*TASK BRIEF:*
Every line below that mentions the word "оборудования" should be copied out.

┏━━

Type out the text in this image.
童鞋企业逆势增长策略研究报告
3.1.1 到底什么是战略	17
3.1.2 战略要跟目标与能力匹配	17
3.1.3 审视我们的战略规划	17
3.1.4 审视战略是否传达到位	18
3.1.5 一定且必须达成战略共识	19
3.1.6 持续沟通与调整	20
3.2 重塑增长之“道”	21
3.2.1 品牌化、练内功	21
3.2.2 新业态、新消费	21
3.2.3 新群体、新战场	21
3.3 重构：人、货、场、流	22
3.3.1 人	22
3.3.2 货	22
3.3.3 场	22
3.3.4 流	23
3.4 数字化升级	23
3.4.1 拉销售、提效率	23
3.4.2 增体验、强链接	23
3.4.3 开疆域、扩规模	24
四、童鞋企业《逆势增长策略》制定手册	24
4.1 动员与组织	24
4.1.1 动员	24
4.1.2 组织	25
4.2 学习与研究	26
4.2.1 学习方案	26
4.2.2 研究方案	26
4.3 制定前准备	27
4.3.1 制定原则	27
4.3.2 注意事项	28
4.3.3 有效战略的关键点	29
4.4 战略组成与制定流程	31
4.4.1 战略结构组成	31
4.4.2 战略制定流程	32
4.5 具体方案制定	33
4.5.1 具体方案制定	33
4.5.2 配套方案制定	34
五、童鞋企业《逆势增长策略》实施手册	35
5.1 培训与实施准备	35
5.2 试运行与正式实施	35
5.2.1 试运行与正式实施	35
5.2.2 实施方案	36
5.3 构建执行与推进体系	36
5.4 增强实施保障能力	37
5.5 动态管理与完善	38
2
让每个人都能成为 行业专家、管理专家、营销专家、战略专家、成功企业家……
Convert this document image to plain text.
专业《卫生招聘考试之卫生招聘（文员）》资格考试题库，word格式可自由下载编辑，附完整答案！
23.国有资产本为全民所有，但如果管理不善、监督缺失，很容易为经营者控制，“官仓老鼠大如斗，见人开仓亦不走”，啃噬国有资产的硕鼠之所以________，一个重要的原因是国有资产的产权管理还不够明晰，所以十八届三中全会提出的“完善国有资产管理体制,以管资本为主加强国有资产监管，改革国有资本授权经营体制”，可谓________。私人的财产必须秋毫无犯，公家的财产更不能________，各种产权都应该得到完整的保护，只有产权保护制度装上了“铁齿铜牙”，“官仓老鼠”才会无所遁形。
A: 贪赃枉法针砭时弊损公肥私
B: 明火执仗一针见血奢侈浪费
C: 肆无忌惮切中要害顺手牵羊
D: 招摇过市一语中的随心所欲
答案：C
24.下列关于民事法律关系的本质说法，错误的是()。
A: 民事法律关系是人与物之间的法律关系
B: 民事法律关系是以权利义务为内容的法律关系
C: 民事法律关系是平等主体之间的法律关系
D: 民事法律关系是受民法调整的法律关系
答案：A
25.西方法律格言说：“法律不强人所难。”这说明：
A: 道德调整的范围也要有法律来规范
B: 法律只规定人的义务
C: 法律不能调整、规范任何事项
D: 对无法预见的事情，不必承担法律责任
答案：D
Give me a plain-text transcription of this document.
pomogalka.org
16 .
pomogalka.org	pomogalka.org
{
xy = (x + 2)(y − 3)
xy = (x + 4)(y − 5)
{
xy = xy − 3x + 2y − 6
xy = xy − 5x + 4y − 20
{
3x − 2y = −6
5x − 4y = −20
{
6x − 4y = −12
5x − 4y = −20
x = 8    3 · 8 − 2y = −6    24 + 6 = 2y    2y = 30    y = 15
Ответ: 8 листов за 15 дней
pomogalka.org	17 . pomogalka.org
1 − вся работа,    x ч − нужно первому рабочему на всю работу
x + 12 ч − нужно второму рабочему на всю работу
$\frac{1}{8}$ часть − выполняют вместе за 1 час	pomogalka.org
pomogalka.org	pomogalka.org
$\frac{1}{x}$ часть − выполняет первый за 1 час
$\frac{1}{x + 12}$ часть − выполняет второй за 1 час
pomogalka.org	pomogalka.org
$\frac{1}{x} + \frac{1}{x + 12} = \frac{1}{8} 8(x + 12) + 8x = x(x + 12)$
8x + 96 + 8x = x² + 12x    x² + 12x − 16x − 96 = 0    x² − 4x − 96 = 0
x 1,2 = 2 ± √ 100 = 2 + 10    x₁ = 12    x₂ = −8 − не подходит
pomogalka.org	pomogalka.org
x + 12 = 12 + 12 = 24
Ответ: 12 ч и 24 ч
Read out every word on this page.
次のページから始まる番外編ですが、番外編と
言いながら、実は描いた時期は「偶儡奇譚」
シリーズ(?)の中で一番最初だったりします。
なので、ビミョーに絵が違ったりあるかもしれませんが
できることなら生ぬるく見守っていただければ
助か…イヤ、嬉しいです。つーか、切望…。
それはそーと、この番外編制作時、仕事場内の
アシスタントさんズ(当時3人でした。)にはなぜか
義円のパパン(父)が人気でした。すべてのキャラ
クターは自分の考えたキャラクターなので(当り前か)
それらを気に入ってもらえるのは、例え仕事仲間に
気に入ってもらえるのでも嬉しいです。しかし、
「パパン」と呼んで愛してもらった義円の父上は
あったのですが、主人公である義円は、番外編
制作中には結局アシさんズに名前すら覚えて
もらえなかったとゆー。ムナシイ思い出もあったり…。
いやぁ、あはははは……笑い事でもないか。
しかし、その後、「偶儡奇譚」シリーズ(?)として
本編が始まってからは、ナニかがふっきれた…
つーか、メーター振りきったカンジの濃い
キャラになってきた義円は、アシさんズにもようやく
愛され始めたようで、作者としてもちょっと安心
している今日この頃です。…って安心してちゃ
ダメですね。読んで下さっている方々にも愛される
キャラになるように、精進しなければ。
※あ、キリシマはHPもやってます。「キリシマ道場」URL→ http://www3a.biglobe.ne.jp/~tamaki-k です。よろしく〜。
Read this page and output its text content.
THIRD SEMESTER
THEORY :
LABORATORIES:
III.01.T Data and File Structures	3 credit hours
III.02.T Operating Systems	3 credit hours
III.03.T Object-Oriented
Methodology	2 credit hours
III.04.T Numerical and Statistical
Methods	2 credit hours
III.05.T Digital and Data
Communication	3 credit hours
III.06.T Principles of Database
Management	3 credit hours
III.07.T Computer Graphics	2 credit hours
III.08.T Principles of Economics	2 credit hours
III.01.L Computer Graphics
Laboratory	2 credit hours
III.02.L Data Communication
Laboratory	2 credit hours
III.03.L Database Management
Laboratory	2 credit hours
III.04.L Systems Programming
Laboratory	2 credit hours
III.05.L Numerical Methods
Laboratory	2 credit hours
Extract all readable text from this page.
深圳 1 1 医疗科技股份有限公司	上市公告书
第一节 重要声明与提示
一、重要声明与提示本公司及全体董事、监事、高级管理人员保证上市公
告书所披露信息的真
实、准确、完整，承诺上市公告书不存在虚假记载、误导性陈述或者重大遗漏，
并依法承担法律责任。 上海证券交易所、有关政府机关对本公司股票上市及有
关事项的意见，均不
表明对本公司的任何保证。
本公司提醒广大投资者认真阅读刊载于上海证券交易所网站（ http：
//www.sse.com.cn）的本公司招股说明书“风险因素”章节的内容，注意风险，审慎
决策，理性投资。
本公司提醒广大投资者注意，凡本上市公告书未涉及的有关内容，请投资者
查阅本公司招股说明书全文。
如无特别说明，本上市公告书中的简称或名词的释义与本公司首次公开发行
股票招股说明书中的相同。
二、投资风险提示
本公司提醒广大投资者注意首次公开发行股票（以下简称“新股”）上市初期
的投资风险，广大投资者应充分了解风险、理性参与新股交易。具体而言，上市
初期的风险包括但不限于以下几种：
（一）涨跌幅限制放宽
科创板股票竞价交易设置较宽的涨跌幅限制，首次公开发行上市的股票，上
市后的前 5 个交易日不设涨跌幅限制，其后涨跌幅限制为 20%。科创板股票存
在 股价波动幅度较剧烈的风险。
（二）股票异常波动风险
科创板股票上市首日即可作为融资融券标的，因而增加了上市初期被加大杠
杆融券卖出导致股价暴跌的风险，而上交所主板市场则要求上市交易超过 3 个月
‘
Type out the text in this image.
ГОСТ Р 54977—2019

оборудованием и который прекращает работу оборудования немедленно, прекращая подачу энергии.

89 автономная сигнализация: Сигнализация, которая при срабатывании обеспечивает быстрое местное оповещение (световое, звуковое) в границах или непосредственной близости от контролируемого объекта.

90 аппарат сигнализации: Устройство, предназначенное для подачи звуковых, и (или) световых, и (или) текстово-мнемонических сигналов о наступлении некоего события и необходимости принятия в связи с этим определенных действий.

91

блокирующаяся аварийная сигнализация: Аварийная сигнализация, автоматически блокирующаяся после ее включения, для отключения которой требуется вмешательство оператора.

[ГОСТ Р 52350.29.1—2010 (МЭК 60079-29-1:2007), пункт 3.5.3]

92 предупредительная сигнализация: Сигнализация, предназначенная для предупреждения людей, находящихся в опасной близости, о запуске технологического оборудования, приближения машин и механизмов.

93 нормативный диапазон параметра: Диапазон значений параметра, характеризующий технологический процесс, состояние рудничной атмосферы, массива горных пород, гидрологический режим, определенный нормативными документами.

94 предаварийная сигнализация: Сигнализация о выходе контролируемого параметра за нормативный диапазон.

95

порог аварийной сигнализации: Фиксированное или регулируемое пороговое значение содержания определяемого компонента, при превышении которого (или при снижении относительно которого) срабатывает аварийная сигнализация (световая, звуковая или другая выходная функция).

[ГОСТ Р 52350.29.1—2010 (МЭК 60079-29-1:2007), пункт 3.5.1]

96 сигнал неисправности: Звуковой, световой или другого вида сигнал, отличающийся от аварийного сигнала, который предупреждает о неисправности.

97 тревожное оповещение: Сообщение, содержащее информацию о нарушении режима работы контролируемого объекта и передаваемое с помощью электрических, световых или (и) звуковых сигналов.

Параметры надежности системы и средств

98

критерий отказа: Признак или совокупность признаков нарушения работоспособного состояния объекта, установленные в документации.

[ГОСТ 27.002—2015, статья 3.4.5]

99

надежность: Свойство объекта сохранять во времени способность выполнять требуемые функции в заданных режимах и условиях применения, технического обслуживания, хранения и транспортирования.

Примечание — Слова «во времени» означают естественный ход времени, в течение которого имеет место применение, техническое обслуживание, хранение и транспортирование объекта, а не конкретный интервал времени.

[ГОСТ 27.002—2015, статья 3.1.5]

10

┗━━

*WRITTEN ANSWER:*
оборудованием и который прекращает работу оборудования немедленно, прекращая подачу энергии.
92 предупредительная сигнализация: Сигнализация, предназначенная для предупреждения людей, находящихся в опасной близости, о запуске технологического оборудования, приближения машин и механизмов.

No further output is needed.